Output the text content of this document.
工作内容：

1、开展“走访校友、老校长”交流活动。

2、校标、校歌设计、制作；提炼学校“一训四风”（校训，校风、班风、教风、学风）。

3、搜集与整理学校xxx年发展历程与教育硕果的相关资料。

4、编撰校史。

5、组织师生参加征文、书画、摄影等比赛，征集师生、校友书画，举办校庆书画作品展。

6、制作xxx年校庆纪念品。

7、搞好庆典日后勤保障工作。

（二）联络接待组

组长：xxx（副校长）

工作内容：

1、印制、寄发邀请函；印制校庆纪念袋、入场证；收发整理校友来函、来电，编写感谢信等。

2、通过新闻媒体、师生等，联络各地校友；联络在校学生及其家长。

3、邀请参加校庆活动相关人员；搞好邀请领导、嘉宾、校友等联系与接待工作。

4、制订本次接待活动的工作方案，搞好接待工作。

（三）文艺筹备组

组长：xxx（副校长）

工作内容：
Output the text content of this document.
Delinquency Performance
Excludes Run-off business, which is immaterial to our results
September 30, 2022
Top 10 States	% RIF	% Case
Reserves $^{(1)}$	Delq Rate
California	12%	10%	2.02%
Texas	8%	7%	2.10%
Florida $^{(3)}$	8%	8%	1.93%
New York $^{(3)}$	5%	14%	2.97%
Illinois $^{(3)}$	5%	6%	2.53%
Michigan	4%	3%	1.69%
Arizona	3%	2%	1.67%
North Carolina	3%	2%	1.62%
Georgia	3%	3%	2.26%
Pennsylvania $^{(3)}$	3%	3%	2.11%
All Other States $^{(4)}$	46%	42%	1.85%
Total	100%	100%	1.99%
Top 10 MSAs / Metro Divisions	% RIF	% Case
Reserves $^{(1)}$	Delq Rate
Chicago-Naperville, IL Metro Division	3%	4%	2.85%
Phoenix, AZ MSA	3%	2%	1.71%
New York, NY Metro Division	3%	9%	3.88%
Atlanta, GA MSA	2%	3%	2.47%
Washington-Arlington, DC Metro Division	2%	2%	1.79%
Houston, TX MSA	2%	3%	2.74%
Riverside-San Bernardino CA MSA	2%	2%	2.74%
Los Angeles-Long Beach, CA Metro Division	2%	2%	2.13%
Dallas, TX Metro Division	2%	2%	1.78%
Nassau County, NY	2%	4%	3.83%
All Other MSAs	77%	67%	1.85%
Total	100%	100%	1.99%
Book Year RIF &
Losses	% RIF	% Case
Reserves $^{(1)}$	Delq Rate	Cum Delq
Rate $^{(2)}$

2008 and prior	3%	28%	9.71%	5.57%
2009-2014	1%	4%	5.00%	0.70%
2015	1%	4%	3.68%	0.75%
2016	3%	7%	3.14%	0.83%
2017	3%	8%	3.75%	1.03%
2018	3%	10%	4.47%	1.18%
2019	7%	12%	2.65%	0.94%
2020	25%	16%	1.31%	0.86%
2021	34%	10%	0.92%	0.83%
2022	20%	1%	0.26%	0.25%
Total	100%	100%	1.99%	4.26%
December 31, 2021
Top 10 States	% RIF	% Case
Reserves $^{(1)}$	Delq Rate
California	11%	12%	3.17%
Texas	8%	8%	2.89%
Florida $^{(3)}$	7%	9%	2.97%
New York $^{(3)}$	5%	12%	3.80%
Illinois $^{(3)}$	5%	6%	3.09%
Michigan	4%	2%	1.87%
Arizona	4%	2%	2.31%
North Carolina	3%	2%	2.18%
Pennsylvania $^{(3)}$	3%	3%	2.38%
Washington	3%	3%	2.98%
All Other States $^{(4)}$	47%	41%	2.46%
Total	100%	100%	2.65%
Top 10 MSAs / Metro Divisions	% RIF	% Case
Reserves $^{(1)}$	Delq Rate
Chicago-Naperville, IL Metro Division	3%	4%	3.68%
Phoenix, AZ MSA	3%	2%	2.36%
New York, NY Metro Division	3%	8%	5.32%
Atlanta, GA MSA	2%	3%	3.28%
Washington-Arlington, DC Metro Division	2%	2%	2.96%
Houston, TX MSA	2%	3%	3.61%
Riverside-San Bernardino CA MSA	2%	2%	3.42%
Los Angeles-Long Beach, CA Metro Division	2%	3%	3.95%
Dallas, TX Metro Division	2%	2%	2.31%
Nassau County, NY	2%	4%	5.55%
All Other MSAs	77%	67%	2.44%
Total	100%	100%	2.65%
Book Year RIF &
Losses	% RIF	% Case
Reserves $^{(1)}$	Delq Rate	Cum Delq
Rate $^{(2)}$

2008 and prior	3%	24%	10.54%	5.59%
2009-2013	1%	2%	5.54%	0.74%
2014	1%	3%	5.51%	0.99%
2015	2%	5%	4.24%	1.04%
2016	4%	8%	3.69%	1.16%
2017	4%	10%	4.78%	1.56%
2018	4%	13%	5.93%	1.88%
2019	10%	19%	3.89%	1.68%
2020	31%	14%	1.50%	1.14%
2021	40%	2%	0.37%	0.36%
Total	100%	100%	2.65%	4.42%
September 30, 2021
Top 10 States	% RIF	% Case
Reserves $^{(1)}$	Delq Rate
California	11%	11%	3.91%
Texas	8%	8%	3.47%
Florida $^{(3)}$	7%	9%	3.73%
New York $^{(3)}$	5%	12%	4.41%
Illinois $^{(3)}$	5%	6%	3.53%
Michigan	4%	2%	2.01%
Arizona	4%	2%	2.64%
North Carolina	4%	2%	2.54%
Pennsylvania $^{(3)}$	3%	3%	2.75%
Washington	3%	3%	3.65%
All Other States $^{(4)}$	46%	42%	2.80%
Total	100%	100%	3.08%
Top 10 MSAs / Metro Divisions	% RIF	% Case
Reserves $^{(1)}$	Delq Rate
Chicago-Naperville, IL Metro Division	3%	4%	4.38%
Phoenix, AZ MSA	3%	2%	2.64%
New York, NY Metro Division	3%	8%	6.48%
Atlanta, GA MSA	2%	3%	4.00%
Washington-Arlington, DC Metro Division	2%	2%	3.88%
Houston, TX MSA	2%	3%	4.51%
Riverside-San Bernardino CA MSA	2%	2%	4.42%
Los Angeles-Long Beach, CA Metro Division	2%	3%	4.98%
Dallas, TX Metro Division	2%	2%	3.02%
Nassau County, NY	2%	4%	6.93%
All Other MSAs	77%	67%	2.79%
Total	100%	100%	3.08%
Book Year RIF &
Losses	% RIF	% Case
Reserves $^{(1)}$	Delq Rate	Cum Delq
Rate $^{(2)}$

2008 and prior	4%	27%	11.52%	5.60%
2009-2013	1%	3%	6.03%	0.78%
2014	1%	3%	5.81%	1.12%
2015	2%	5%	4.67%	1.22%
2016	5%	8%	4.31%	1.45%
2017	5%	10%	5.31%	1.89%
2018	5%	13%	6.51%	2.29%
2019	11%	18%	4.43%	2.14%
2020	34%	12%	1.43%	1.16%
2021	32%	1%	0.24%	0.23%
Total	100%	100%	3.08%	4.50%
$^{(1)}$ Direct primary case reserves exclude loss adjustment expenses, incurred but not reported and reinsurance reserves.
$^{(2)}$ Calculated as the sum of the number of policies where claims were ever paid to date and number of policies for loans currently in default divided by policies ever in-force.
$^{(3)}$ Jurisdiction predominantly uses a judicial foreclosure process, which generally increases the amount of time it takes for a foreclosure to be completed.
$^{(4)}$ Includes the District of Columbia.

PROBLEM DESCRIPTION: Each record above should be restated word for word.

WRITTEN RESPONSE:
Output the text content of this document.
工作内容：

1、开展“走访校友、老校长”交流活动。

2、校标、校歌设计、制作；提炼学校“一训四风”（校训，校风、班风、教风、学风）。

3、搜集与整理学校xxx年发展历程与教育硕果的相关资料。

4、编撰校史。

5、组织师生参加征文、书画、摄影等比赛，征集师生、校友书画，举办校庆书画作品展。

6、制作xxx年校庆纪念品。

7、搞好庆典日后勤保障工作。

（二）联络接待组

组长：xxx（副校长）

工作内容：

1、印制、寄发邀请函；印制校庆纪念袋、入场证；收发整理校友来函、来电，编写感谢信等。

2、通过新闻媒体、师生等，联络各地校友；联络在校学生及其家长。

3、邀请参加校庆活动相关人员；搞好邀请领导、嘉宾、校友等联系与接待工作。

4、制订本次接待活动的工作方案，搞好接待工作。

（三）文艺筹备组

组长：xxx（副校长）

工作内容：
Output the text content of this document.
Delinquency Performance
Excludes Run-off business, which is immaterial to our results
September 30, 2022
Top 10 States	% RIF	% Case
Reserves $^{(1)}$	Delq Rate
California	12%	10%	2.02%
Texas	8%	7%	2.10%
Florida $^{(3)}$	8%	8%	1.93%
New York $^{(3)}$	5%	14%	2.97%
Illinois $^{(3)}$	5%	6%	2.53%
Michigan	4%	3%	1.69%
Arizona	3%	2%	1.67%
North Carolina	3%	2%	1.62%
Georgia	3%	3%	2.26%
Pennsylvania $^{(3)}$	3%	3%	2.11%
All Other States $^{(4)}$	46%	42%	1.85%
Total	100%	100%	1.99%
Top 10 MSAs / Metro Divisions	% RIF	% Case
Reserves $^{(1)}$	Delq Rate
Chicago-Naperville, IL Metro Division	3%	4%	2.85%
Phoenix, AZ MSA	3%	2%	1.71%
New York, NY Metro Division	3%	9%	3.88%
Atlanta, GA MSA	2%	3%	2.47%
Washington-Arlington, DC Metro Division	2%	2%	1.79%
Houston, TX MSA	2%	3%	2.74%
Riverside-San Bernardino CA MSA	2%	2%	2.74%
Los Angeles-Long Beach, CA Metro Division	2%	2%	2.13%
Dallas, TX Metro Division	2%	2%	1.78%
Nassau County, NY	2%	4%	3.83%
All Other MSAs	77%	67%	1.85%
Total	100%	100%	1.99%
Book Year RIF &
Losses	% RIF	% Case
Reserves $^{(1)}$	Delq Rate	Cum Delq
Rate $^{(2)}$

2008 and prior	3%	28%	9.71%	5.57%
2009-2014	1%	4%	5.00%	0.70%
2015	1%	4%	3.68%	0.75%
2016	3%	7%	3.14%	0.83%
2017	3%	8%	3.75%	1.03%
2018	3%	10%	4.47%	1.18%
2019	7%	12%	2.65%	0.94%
2020	25%	16%	1.31%	0.86%
2021	34%	10%	0.92%	0.83%
2022	20%	1%	0.26%	0.25%
Total	100%	100%	1.99%	4.26%
December 31, 2021
Top 10 States	% RIF	% Case
Reserves $^{(1)}$	Delq Rate
California	11%	12%	3.17%
Texas	8%	8%	2.89%
Florida $^{(3)}$	7%	9%	2.97%
New York $^{(3)}$	5%	12%	3.80%
Illinois $^{(3)}$	5%	6%	3.09%
Michigan	4%	2%	1.87%
Arizona	4%	2%	2.31%
North Carolina	3%	2%	2.18%
Pennsylvania $^{(3)}$	3%	3%	2.38%
Washington	3%	3%	2.98%
All Other States $^{(4)}$	47%	41%	2.46%
Total	100%	100%	2.65%
Top 10 MSAs / Metro Divisions	% RIF	% Case
Reserves $^{(1)}$	Delq Rate
Chicago-Naperville, IL Metro Division	3%	4%	3.68%
Phoenix, AZ MSA	3%	2%	2.36%
New York, NY Metro Division	3%	8%	5.32%
Atlanta, GA MSA	2%	3%	3.28%
Washington-Arlington, DC Metro Division	2%	2%	2.96%
Houston, TX MSA	2%	3%	3.61%
Riverside-San Bernardino CA MSA	2%	2%	3.42%
Los Angeles-Long Beach, CA Metro Division	2%	3%	3.95%
Dallas, TX Metro Division	2%	2%	2.31%
Nassau County, NY	2%	4%	5.55%
All Other MSAs	77%	67%	2.44%
Total	100%	100%	2.65%
Book Year RIF &
Losses	% RIF	% Case
Reserves $^{(1)}$	Delq Rate	Cum Delq
Rate $^{(2)}$

2008 and prior	3%	24%	10.54%	5.59%
2009-2013	1%	2%	5.54%	0.74%
2014	1%	3%	5.51%	0.99%
2015	2%	5%	4.24%	1.04%
2016	4%	8%	3.69%	1.16%
2017	4%	10%	4.78%	1.56%
2018	4%	13%	5.93%	1.88%
2019	10%	19%	3.89%	1.68%
2020	31%	14%	1.50%	1.14%
2021	40%	2%	0.37%	0.36%
Total	100%	100%	2.65%	4.42%
September 30, 2021
Top 10 States	% RIF	% Case
Reserves $^{(1)}$	Delq Rate
California	11%	11%	3.91%
Texas	8%	8%	3.47%
Florida $^{(3)}$	7%	9%	3.73%
New York $^{(3)}$	5%	12%	4.41%
Illinois $^{(3)}$	5%	6%	3.53%
Michigan	4%	2%	2.01%
Arizona	4%	2%	2.64%
North Carolina	4%	2%	2.54%
Pennsylvania $^{(3)}$	3%	3%	2.75%
Washington	3%	3%	3.65%
All Other States $^{(4)}$	46%	42%	2.80%
Total	100%	100%	3.08%
Top 10 MSAs / Metro Divisions	% RIF	% Case
Reserves $^{(1)}$	Delq Rate
Chicago-Naperville, IL Metro Division	3%	4%	4.38%
Phoenix, AZ MSA	3%	2%	2.64%
New York, NY Metro Division	3%	8%	6.48%
Atlanta, GA MSA	2%	3%	4.00%
Washington-Arlington, DC Metro Division	2%	2%	3.88%
Houston, TX MSA	2%	3%	4.51%
Riverside-San Bernardino CA MSA	2%	2%	4.42%
Los Angeles-Long Beach, CA Metro Division	2%	3%	4.98%
Dallas, TX Metro Division	2%	2%	3.02%
Nassau County, NY	2%	4%	6.93%
All Other MSAs	77%	67%	2.79%
Total	100%	100%	3.08%
Book Year RIF &
Losses	% RIF	% Case
Reserves $^{(1)}$	Delq Rate	Cum Delq
Rate $^{(2)}$

2008 and prior	4%	27%	11.52%	5.60%
2009-2013	1%	3%	6.03%	0.78%
2014	1%	3%	5.81%	1.12%
2015	2%	5%	4.67%	1.22%
2016	5%	8%	4.31%	1.45%
2017	5%	10%	5.31%	1.89%
2018	5%	13%	6.51%	2.29%
2019	11%	18%	4.43%	2.14%
2020	34%	12%	1.43%	1.16%
2021	32%	1%	0.24%	0.23%
Total	100%	100%	3.08%	4.50%
$^{(1)}$ Direct primary case reserves exclude loss adjustment expenses, incurred but not reported and reinsurance reserves.
$^{(2)}$ Calculated as the sum of the number of policies where claims were ever paid to date and number of policies for loans currently in default divided by policies ever in-force.
$^{(3)}$ Jurisdiction predominantly uses a judicial foreclosure process, which generally increases the amount of time it takes for a foreclosure to be completed.
$^{(4)}$ Includes the District of Columbia.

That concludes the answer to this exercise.